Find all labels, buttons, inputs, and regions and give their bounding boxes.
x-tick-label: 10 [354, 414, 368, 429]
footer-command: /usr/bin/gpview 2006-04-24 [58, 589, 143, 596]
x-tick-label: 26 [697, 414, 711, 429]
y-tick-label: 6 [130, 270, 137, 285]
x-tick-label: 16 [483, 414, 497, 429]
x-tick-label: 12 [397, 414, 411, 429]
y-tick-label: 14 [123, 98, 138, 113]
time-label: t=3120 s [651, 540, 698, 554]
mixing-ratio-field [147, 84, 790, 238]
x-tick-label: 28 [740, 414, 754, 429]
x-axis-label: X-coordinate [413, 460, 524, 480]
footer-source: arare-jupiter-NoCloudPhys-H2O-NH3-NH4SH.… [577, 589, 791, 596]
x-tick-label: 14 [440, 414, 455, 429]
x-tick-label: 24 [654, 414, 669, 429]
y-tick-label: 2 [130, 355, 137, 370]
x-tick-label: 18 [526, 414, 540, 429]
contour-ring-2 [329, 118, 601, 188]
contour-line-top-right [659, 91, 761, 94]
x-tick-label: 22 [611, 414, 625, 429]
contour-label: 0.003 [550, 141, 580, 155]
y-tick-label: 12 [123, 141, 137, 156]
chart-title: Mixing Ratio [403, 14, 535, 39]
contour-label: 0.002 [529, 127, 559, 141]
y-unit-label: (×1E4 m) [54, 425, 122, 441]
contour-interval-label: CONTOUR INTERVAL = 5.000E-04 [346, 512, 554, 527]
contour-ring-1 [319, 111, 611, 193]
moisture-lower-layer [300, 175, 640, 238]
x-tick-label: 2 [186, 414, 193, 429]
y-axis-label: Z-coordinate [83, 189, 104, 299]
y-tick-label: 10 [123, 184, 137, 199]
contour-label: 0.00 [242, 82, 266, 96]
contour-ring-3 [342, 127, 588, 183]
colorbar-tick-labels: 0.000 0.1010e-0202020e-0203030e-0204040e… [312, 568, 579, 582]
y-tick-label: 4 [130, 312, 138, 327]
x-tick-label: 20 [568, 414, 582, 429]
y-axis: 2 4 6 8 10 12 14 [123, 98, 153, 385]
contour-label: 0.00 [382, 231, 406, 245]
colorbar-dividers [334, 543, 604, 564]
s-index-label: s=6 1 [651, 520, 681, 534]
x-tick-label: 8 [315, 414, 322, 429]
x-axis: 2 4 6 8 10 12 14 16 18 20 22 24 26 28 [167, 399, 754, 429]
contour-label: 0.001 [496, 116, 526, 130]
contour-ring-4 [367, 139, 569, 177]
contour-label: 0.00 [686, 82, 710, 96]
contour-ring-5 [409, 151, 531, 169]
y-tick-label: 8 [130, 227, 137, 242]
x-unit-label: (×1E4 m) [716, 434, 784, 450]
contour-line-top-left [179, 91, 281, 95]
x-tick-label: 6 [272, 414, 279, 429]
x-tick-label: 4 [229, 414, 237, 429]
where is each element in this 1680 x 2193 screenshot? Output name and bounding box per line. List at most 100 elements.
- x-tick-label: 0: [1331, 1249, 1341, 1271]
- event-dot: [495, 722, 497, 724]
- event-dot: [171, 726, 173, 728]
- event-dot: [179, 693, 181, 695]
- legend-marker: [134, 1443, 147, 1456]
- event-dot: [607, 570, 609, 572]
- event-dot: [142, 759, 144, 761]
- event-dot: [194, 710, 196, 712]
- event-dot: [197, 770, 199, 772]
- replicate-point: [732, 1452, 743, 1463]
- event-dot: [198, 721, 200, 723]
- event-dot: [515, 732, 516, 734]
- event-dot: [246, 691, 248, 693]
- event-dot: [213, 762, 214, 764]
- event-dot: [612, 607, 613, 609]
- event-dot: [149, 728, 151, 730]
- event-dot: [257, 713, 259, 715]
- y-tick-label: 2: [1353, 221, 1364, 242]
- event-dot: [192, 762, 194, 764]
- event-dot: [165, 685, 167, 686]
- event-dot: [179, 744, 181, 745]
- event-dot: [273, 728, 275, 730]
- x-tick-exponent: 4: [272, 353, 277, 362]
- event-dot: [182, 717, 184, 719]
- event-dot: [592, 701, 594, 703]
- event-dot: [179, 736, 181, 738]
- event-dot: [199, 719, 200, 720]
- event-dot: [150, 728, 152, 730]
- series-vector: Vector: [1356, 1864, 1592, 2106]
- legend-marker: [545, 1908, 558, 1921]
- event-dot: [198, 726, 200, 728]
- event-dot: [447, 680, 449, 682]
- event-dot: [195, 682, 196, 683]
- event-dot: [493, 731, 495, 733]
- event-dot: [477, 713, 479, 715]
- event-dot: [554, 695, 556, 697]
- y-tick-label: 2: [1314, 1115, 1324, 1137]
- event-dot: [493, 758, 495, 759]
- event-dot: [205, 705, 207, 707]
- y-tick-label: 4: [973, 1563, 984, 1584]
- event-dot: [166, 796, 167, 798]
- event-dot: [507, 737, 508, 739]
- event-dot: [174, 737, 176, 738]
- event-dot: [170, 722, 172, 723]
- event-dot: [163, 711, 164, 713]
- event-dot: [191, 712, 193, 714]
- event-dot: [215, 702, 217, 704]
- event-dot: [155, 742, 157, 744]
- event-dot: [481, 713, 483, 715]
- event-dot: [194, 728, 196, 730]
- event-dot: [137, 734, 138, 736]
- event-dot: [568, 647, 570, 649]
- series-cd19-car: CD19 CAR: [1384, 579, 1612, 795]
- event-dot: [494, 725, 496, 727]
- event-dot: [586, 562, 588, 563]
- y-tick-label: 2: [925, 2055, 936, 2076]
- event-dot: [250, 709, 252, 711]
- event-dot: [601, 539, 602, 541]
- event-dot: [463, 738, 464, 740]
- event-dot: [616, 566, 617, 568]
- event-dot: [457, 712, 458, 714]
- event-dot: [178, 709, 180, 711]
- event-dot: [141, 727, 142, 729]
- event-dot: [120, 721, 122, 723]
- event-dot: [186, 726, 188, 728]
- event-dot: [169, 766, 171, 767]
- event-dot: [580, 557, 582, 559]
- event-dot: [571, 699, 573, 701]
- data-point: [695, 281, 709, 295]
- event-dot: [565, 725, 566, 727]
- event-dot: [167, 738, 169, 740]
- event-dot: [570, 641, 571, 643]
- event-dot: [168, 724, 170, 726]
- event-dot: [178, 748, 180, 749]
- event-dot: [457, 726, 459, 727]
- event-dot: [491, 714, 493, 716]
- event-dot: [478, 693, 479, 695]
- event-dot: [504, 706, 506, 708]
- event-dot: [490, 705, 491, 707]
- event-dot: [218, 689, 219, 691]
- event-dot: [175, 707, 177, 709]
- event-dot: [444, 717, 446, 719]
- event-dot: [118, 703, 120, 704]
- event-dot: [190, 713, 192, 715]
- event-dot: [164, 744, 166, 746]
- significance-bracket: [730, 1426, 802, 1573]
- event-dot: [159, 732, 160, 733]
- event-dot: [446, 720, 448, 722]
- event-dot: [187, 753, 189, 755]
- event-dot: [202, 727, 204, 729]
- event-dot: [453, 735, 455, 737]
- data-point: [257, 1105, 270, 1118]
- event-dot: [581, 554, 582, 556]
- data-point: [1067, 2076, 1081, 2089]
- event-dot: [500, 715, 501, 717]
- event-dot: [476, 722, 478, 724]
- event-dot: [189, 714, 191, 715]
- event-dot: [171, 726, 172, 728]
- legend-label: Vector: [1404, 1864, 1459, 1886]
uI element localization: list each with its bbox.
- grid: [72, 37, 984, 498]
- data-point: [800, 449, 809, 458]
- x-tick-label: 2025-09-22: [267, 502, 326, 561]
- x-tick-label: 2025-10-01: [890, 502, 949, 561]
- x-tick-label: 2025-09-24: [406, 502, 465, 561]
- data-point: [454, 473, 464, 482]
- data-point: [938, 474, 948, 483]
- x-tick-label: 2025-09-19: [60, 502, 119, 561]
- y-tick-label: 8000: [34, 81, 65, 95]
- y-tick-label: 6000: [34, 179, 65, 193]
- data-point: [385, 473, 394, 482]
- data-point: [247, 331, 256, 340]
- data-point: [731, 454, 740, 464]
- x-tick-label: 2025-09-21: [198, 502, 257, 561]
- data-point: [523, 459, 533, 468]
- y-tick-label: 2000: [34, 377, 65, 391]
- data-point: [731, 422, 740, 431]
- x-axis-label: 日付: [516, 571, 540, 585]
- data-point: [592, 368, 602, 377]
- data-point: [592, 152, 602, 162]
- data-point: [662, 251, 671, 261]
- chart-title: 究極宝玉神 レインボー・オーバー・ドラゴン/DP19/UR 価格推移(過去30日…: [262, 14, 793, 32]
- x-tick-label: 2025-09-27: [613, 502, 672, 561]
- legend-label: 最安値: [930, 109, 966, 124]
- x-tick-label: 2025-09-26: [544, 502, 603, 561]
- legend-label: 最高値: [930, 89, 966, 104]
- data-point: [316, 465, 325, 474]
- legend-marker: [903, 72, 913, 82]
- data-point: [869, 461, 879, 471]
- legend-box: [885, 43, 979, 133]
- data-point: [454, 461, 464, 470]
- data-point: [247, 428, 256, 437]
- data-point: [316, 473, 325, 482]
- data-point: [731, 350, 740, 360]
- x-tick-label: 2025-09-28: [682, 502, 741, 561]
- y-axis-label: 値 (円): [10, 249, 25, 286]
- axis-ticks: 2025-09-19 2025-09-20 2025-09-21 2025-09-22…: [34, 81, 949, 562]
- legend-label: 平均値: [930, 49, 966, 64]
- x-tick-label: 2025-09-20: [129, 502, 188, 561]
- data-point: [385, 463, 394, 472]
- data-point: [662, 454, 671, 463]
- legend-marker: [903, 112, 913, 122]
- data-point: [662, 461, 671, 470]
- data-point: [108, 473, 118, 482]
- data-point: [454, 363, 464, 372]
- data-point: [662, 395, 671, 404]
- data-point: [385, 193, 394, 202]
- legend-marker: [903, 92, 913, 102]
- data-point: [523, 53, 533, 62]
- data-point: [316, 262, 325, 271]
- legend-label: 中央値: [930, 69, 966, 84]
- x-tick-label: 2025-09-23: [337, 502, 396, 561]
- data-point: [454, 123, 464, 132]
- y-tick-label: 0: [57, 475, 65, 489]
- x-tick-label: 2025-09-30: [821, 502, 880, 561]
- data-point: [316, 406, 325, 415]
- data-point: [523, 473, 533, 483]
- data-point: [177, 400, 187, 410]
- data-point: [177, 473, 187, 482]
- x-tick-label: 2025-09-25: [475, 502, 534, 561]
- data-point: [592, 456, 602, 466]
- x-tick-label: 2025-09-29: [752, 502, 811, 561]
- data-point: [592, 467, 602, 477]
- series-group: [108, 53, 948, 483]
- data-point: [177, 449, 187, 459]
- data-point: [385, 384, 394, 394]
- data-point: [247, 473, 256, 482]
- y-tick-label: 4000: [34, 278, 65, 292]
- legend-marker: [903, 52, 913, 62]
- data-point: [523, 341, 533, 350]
______________________________
Convert the lines from the start of the rows up to and including the line containing "y-tick-label: 12 [123, 141, 137, 156]" into a Markdown table with the columns No and Line. Number each line and leave out blank lines.

| No | Line |
|---|---|
| 1 | Find all labels, buttons, inputs, and regions and give their bounding boxes. |
| 2 | x-tick-label: 10 [354, 414, 368, 429] |
| 3 | footer-command: /usr/bin/gpview 2006-04-24 [58, 589, 143, 596] |
| 4 | x-tick-label: 26 [697, 414, 711, 429] |
| 5 | y-tick-label: 6 [130, 270, 137, 285] |
| 6 | x-tick-label: 16 [483, 414, 497, 429] |
| 7 | x-tick-label: 12 [397, 414, 411, 429] |
| 8 | y-tick-label: 14 [123, 98, 138, 113] |
| 9 | time-label: t=3120 s [651, 540, 698, 554] |
| 10 | mixing-ratio-field [147, 84, 790, 238] |
| 11 | x-tick-label: 28 [740, 414, 754, 429] |
| 12 | x-axis-label: X-coordinate [413, 460, 524, 480] |
| 13 | footer-source: arare-jupiter-NoCloudPhys-H2O-NH3-NH4SH.… [577, 589, 791, 596] |
| 14 | x-tick-label: 14 [440, 414, 455, 429] |
| 15 | x-tick-label: 24 [654, 414, 669, 429] |
| 16 | y-tick-label: 2 [130, 355, 137, 370] |
| 17 | x-tick-label: 18 [526, 414, 540, 429] |
| 18 | contour-ring-2 [329, 118, 601, 188] |
| 19 | contour-line-top-right [659, 91, 761, 94] |
| 20 | x-tick-label: 22 [611, 414, 625, 429] |
| 21 | contour-label: 0.003 [550, 141, 580, 155] |
| 22 | y-tick-label: 12 [123, 141, 137, 156] |